→ Exercise task: Below is a block of records; return all of them exactly, but without the images.

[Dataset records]

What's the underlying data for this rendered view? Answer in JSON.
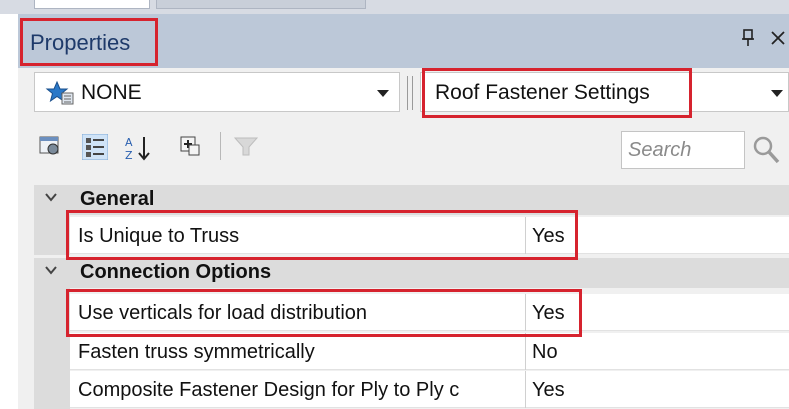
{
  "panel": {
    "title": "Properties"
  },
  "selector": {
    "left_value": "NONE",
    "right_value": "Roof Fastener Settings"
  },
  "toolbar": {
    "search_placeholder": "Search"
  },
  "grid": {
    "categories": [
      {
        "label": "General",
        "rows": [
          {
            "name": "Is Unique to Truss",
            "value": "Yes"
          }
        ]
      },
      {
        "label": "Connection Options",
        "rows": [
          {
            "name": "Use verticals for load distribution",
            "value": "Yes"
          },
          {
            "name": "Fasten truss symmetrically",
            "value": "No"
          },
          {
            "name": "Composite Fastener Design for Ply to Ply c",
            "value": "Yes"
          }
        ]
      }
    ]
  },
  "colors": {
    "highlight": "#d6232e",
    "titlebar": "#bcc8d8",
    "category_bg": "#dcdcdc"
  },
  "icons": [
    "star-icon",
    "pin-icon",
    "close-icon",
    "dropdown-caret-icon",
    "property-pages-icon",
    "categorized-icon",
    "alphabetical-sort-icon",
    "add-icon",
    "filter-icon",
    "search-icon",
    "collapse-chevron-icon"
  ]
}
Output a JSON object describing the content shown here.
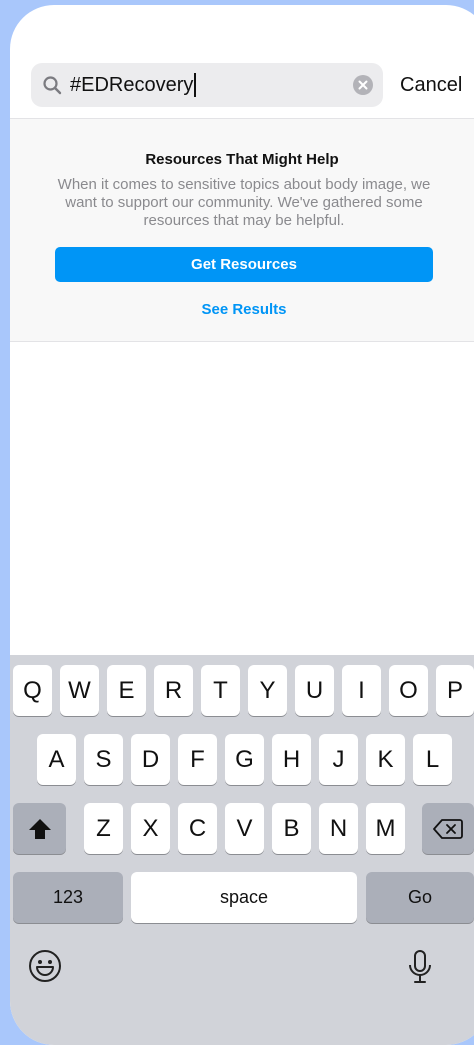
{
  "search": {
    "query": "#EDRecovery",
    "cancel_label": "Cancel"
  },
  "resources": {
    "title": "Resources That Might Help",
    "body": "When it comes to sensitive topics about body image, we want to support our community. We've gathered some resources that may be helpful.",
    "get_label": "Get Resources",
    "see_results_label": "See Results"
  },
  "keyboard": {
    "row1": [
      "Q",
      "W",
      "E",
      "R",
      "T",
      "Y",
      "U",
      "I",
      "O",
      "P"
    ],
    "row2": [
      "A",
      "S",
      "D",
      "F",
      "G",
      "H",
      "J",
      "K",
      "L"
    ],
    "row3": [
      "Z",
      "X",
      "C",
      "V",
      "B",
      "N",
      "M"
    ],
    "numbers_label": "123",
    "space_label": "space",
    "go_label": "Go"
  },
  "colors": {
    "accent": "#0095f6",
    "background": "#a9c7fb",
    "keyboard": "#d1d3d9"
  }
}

→ Task answer:
What's the underlying data for this rendered view? Answer in JSON.
{
  "panel": {
    "title": "Properties"
  },
  "selector": {
    "left_value": "NONE",
    "right_value": "Roof Fastener Settings"
  },
  "toolbar": {
    "search_placeholder": "Search"
  },
  "grid": {
    "categories": [
      {
        "label": "General",
        "rows": [
          {
            "name": "Is Unique to Truss",
            "value": "Yes"
          }
        ]
      },
      {
        "label": "Connection Options",
        "rows": [
          {
            "name": "Use verticals for load distribution",
            "value": "Yes"
          },
          {
            "name": "Fasten truss symmetrically",
            "value": "No"
          },
          {
            "name": "Composite Fastener Design for Ply to Ply c",
            "value": "Yes"
          }
        ]
      }
    ]
  },
  "colors": {
    "highlight": "#d6232e",
    "titlebar": "#bcc8d8",
    "category_bg": "#dcdcdc"
  },
  "icons": [
    "star-icon",
    "pin-icon",
    "close-icon",
    "dropdown-caret-icon",
    "property-pages-icon",
    "categorized-icon",
    "alphabetical-sort-icon",
    "add-icon",
    "filter-icon",
    "search-icon",
    "collapse-chevron-icon"
  ]
}
Output a JSON object describing the content shown here.
{
  "search": {
    "query": "#EDRecovery",
    "cancel_label": "Cancel"
  },
  "resources": {
    "title": "Resources That Might Help",
    "body": "When it comes to sensitive topics about body image, we want to support our community. We've gathered some resources that may be helpful.",
    "get_label": "Get Resources",
    "see_results_label": "See Results"
  },
  "keyboard": {
    "row1": [
      "Q",
      "W",
      "E",
      "R",
      "T",
      "Y",
      "U",
      "I",
      "O",
      "P"
    ],
    "row2": [
      "A",
      "S",
      "D",
      "F",
      "G",
      "H",
      "J",
      "K",
      "L"
    ],
    "row3": [
      "Z",
      "X",
      "C",
      "V",
      "B",
      "N",
      "M"
    ],
    "numbers_label": "123",
    "space_label": "space",
    "go_label": "Go"
  },
  "colors": {
    "accent": "#0095f6",
    "background": "#a9c7fb",
    "keyboard": "#d1d3d9"
  }
}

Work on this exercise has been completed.